===== Records for the task =====

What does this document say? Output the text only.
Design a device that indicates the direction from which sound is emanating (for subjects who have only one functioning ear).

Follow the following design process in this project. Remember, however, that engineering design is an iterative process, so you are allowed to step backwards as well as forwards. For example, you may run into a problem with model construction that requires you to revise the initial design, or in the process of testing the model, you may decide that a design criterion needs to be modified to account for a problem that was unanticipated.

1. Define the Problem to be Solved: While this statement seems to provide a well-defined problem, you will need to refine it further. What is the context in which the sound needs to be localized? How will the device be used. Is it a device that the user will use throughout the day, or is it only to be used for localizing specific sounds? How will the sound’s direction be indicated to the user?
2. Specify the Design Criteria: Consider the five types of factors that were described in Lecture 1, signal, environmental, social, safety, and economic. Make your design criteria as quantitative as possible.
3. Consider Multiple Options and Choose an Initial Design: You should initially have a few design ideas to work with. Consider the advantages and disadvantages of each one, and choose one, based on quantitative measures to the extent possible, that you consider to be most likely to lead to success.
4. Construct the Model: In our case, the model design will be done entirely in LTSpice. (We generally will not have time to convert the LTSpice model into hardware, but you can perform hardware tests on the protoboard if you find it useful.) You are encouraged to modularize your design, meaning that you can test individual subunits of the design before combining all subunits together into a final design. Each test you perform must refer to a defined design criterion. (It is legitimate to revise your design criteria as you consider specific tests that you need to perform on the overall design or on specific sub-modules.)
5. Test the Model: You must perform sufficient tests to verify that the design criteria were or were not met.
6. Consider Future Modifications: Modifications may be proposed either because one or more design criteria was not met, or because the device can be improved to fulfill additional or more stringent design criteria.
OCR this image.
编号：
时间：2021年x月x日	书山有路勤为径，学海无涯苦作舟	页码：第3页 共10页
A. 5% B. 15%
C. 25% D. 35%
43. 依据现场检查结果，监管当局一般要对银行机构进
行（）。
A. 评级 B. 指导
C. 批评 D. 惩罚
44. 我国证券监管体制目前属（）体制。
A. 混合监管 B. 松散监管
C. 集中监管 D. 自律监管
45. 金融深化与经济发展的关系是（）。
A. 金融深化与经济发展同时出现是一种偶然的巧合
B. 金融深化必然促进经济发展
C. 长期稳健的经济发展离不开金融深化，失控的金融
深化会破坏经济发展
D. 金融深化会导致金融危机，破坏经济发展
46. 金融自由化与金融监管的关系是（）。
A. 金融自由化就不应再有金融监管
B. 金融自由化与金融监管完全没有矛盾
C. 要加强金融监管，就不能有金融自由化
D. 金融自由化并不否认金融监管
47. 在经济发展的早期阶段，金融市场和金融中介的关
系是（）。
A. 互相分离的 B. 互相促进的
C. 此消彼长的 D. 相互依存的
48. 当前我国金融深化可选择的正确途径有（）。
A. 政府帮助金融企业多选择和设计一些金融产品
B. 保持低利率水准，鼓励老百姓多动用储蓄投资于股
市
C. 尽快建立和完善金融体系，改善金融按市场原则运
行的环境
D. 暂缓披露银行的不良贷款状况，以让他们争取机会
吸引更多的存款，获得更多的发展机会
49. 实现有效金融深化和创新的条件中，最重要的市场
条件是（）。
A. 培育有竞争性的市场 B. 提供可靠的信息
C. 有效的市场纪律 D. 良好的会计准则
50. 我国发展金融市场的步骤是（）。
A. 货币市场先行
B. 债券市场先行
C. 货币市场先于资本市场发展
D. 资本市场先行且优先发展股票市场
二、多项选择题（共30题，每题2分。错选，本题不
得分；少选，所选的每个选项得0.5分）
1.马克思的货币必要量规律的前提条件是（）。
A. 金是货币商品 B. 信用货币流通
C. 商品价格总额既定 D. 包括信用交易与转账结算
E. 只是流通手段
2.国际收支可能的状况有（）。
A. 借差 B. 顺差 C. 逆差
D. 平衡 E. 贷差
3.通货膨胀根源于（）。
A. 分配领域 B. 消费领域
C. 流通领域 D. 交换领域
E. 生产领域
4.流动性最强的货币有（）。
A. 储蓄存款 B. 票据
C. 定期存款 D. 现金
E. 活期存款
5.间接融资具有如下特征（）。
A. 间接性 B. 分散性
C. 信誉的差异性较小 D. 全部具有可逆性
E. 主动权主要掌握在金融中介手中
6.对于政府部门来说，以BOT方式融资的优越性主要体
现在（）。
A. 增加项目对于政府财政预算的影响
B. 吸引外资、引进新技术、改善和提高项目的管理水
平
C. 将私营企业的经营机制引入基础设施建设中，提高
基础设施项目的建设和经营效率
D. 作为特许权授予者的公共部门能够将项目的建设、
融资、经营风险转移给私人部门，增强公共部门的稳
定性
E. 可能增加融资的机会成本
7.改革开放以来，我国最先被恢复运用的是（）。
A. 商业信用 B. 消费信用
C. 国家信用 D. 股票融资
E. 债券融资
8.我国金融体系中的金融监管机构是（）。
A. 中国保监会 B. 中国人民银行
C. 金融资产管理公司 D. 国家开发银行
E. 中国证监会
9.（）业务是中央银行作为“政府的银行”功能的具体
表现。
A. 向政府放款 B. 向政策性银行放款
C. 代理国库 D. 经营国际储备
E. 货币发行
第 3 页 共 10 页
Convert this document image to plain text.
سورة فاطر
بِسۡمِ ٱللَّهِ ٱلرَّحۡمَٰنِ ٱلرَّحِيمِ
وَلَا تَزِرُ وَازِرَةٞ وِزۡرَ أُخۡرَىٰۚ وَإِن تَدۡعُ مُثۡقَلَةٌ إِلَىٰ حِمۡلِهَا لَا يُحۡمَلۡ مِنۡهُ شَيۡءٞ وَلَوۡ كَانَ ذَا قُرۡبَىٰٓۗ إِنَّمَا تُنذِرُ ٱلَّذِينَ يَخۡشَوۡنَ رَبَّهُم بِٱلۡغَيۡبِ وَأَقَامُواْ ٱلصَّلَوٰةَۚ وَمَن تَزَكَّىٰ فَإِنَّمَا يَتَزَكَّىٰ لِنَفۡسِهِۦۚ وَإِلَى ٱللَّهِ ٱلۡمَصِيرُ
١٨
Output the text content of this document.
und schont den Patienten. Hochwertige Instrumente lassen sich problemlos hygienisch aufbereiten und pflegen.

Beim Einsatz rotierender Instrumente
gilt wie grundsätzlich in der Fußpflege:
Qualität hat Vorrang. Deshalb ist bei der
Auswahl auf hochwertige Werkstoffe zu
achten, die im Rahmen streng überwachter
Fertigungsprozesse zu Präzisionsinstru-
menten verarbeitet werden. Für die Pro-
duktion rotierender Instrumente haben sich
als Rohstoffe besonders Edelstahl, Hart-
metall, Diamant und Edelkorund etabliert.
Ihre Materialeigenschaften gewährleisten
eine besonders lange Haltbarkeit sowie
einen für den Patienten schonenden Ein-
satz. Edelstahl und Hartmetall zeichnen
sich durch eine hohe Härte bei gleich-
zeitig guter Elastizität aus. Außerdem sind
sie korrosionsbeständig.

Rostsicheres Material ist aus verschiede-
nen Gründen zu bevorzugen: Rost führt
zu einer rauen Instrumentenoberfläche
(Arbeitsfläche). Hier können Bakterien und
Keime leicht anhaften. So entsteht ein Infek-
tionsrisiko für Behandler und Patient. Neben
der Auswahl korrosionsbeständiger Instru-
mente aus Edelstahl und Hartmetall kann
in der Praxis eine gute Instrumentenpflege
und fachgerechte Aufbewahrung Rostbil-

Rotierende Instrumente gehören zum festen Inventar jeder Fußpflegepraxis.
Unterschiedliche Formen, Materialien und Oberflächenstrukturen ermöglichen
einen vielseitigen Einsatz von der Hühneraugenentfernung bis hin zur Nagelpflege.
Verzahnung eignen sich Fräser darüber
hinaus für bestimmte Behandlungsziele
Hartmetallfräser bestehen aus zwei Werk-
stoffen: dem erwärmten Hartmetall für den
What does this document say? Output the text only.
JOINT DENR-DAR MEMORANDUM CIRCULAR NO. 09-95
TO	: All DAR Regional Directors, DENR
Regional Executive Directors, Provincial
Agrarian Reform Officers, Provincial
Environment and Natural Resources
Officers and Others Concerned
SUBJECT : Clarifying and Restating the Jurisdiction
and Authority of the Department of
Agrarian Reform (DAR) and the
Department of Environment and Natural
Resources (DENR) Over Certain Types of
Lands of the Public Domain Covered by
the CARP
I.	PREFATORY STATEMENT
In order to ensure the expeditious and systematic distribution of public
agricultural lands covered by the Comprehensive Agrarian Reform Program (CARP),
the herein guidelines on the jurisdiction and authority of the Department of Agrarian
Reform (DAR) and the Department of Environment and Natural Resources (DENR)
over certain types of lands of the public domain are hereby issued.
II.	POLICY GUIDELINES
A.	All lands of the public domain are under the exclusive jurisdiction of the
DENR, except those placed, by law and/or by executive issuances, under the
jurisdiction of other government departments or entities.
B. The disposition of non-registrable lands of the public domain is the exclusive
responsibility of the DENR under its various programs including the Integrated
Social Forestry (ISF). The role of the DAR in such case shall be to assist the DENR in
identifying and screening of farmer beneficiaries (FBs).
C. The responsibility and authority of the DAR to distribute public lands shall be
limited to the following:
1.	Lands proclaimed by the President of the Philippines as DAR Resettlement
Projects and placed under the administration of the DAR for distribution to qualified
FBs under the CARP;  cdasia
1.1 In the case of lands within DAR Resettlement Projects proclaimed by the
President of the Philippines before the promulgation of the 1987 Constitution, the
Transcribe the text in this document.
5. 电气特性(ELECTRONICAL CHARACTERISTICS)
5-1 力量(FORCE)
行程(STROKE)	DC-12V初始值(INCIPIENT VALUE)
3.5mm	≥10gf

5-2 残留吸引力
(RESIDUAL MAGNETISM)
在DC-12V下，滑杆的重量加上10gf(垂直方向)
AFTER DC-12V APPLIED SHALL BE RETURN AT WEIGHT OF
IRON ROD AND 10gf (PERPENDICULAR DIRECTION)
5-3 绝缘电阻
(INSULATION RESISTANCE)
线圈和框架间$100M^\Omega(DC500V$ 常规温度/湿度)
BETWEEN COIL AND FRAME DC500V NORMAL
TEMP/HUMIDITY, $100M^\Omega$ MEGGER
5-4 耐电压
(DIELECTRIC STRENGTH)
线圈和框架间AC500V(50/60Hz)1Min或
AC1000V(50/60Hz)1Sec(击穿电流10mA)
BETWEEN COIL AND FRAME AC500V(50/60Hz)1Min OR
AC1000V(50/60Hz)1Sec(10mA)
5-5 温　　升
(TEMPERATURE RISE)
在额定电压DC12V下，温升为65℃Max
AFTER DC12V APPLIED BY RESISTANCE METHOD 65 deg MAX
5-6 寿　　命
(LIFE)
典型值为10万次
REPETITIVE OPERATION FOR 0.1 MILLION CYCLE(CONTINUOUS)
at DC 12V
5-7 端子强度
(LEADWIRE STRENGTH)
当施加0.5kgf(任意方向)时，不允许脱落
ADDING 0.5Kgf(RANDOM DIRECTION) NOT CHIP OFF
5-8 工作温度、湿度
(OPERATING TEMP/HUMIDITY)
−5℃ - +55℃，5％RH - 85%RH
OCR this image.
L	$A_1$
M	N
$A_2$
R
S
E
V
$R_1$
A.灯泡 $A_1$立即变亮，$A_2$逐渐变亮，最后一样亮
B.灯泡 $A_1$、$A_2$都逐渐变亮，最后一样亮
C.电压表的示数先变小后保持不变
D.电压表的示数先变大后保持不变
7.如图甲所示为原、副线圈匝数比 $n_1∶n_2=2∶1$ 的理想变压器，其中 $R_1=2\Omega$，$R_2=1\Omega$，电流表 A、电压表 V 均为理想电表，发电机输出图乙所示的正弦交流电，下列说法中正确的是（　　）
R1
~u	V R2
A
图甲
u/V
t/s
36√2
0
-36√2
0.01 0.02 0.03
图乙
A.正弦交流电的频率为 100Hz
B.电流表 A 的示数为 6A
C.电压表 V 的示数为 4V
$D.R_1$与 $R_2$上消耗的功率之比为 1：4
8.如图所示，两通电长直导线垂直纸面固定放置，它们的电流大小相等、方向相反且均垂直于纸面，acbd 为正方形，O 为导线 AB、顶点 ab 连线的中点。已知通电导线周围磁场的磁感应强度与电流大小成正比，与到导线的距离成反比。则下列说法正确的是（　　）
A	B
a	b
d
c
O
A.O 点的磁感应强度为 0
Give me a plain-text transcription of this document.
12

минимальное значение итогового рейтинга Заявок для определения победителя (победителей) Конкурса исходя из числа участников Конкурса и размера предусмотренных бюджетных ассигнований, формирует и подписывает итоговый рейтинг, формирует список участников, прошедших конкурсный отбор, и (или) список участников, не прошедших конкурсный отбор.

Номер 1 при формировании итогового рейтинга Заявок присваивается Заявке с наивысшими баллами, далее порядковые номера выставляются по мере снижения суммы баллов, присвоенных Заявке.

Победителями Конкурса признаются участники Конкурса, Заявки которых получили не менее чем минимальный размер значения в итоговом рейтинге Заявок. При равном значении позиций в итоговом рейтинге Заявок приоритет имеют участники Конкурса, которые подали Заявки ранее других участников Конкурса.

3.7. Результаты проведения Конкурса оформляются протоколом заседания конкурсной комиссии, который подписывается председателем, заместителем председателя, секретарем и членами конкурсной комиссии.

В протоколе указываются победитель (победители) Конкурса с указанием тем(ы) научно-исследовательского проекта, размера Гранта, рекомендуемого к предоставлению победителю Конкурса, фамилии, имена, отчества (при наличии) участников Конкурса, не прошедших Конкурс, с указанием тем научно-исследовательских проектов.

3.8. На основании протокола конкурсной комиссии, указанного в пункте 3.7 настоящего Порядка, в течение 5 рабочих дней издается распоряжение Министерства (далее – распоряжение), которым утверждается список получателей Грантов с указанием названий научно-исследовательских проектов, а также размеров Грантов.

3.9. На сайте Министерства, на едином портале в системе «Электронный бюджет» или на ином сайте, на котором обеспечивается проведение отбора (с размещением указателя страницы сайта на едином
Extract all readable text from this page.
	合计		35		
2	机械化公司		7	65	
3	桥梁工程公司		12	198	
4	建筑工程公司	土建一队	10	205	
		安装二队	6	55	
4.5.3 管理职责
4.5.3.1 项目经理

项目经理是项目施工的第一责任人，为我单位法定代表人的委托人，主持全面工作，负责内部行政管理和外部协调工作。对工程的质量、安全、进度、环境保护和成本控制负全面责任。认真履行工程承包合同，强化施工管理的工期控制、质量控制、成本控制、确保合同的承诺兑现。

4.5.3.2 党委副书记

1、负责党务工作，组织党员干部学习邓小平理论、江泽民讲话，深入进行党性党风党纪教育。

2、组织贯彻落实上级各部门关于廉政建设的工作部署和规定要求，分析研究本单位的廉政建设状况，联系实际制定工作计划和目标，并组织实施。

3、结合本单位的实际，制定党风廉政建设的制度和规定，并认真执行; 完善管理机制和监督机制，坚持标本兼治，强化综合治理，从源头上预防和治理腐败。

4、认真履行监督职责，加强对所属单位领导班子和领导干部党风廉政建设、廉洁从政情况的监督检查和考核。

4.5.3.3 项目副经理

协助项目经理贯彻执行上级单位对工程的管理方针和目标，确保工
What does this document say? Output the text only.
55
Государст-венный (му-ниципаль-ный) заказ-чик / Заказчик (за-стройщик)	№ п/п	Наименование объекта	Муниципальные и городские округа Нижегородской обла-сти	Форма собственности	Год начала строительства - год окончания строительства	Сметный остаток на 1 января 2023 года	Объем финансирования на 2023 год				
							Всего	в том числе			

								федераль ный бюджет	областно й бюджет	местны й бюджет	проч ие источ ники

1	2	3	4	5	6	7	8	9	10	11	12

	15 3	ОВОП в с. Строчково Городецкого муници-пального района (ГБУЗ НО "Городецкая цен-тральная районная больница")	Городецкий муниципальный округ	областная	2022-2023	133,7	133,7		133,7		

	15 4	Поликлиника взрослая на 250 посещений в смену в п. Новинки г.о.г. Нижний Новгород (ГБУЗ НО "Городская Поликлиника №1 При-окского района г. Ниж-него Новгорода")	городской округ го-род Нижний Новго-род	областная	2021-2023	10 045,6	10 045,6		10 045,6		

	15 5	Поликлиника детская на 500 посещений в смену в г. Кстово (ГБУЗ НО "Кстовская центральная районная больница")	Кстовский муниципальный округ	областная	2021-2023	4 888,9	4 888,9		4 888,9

=====

Write out every line of the data that holds the word "responsibility".

responsibility of the DENR under its various programs including the Integrated
C. The responsibility and authority of the DAR to distribute public lands shall be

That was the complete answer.